THE REQUEST =
Check each line below for the word "Allow" and give the number of lines that have it, nothing more.

DATA SUPPLIED =
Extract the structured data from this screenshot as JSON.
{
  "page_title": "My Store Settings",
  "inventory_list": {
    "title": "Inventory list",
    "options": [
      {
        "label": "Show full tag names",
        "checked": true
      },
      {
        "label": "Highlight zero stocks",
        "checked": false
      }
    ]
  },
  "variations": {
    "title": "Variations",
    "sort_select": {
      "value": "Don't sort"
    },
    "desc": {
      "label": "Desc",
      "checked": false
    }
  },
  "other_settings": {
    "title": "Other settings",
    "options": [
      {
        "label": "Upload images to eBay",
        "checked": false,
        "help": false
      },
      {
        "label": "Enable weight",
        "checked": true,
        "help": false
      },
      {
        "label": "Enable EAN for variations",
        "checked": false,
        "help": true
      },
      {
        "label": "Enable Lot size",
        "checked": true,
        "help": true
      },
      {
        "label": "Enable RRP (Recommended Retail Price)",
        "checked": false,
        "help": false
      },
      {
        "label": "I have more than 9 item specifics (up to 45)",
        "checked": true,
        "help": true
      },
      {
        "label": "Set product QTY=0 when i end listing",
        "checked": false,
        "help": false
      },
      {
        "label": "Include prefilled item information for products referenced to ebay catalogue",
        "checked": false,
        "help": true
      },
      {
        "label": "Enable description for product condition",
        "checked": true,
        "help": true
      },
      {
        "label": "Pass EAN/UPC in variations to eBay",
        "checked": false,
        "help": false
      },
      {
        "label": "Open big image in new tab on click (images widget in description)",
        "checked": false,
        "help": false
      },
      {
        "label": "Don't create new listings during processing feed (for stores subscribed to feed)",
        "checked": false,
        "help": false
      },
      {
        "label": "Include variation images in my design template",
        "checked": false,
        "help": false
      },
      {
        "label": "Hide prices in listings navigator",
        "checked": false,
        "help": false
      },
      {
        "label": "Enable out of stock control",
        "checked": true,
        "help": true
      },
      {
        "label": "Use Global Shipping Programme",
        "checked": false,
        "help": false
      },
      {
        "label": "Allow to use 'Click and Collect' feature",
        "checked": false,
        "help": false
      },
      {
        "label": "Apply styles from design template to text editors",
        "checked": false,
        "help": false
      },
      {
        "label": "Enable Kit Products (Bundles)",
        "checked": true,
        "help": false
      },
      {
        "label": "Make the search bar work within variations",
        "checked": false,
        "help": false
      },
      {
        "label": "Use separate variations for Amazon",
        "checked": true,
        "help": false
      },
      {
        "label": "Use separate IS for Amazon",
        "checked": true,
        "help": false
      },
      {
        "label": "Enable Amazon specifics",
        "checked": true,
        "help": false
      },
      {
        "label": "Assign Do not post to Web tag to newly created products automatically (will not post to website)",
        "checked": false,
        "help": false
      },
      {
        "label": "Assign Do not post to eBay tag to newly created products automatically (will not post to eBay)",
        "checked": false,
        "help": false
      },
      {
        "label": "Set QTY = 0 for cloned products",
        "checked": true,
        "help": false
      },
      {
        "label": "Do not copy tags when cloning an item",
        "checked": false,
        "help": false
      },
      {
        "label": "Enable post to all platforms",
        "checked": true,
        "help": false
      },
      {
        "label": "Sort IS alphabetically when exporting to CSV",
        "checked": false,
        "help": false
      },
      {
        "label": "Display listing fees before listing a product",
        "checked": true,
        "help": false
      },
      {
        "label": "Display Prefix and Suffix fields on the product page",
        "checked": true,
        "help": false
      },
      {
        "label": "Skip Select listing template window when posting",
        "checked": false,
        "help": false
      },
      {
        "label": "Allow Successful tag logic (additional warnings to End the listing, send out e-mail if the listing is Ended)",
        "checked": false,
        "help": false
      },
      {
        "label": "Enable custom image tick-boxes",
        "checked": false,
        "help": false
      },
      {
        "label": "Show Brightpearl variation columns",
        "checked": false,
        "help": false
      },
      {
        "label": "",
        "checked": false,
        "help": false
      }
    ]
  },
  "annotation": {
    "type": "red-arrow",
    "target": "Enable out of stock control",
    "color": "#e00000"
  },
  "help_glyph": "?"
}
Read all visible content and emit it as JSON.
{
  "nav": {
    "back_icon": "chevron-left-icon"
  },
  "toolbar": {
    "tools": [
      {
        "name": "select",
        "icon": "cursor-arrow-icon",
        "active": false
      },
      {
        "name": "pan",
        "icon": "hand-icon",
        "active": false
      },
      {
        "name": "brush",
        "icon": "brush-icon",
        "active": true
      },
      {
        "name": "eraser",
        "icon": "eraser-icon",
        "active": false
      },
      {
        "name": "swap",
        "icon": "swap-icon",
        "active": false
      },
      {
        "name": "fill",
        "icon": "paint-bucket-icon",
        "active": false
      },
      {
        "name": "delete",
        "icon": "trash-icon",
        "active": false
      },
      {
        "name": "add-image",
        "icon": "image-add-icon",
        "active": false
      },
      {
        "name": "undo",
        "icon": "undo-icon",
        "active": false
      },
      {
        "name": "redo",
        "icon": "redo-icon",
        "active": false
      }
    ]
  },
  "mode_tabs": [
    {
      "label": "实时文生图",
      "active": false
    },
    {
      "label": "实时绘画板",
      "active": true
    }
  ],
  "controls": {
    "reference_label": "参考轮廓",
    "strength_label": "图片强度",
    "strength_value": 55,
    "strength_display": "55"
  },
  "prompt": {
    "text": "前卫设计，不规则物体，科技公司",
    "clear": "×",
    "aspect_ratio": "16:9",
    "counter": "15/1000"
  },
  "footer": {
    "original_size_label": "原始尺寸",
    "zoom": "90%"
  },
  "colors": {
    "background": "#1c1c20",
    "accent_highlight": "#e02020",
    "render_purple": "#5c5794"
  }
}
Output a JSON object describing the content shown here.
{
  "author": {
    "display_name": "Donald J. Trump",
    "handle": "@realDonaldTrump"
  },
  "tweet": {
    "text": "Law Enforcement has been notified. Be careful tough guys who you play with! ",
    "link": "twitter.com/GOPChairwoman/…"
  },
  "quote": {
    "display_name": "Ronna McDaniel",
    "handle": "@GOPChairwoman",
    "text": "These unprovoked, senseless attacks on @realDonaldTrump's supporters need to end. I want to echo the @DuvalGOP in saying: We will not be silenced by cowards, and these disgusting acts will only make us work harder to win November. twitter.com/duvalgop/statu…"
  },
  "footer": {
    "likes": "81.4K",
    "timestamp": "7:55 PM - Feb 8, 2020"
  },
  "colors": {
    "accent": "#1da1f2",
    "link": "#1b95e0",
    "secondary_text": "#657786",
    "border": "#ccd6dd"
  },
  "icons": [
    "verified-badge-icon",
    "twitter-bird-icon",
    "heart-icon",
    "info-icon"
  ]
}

TASK RESPONSE =
2